--- Start of MATERIAL SUPPLIED ---

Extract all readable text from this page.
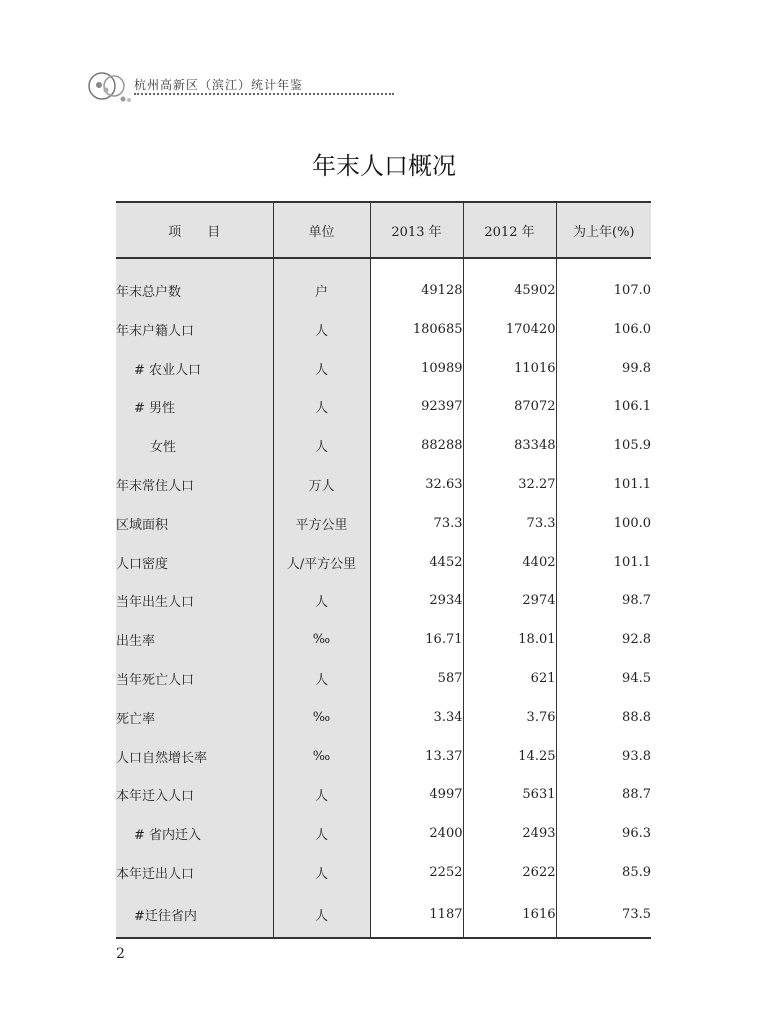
杭州高新区（滨江）统计年鉴
年末人口概况
项　　目	单位	2013 年	2012 年	为上年(%)
年末总户数	户	49128	45902	107.0
年末户籍人口	人	180685	170420	106.0
# 农业人口	人	10989	11016	99.8
# 男性	人	92397	87072	106.1
女性	人	88288	83348	105.9
年末常住人口	万人	32.63	32.27	101.1
区域面积	平方公里	73.3	73.3	100.0
人口密度	人/平方公里	4452	4402	101.1
当年出生人口	人	2934	2974	98.7
出生率	‰	16.71	18.01	92.8
当年死亡人口	人	587	621	94.5
死亡率	‰	3.34	3.76	88.8
人口自然增长率	‰	13.37	14.25	93.8
本年迁入人口	人	4997	5631	88.7
# 省内迁入	人	2400	2493	96.3
本年迁出人口	人	2252	2622	85.9
#迁往省内	人	1187	1616	73.5
2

--- End of MATERIAL SUPPLIED ---

GIVEN PROBLEM :: Quote the listing above in full, except for the pictures.

SOLUTION ::
Extract all readable text from this page.
杭州高新区（滨江）统计年鉴
年末人口概况
项　　目	单位	2013 年	2012 年	为上年(%)
年末总户数	户	49128	45902	107.0
年末户籍人口	人	180685	170420	106.0
# 农业人口	人	10989	11016	99.8
# 男性	人	92397	87072	106.1
女性	人	88288	83348	105.9
年末常住人口	万人	32.63	32.27	101.1
区域面积	平方公里	73.3	73.3	100.0
人口密度	人/平方公里	4452	4402	101.1
当年出生人口	人	2934	2974	98.7
出生率	‰	16.71	18.01	92.8
当年死亡人口	人	587	621	94.5
死亡率	‰	3.34	3.76	88.8
人口自然增长率	‰	13.37	14.25	93.8
本年迁入人口	人	4997	5631	88.7
# 省内迁入	人	2400	2493	96.3
本年迁出人口	人	2252	2622	85.9
#迁往省内	人	1187	1616	73.5
2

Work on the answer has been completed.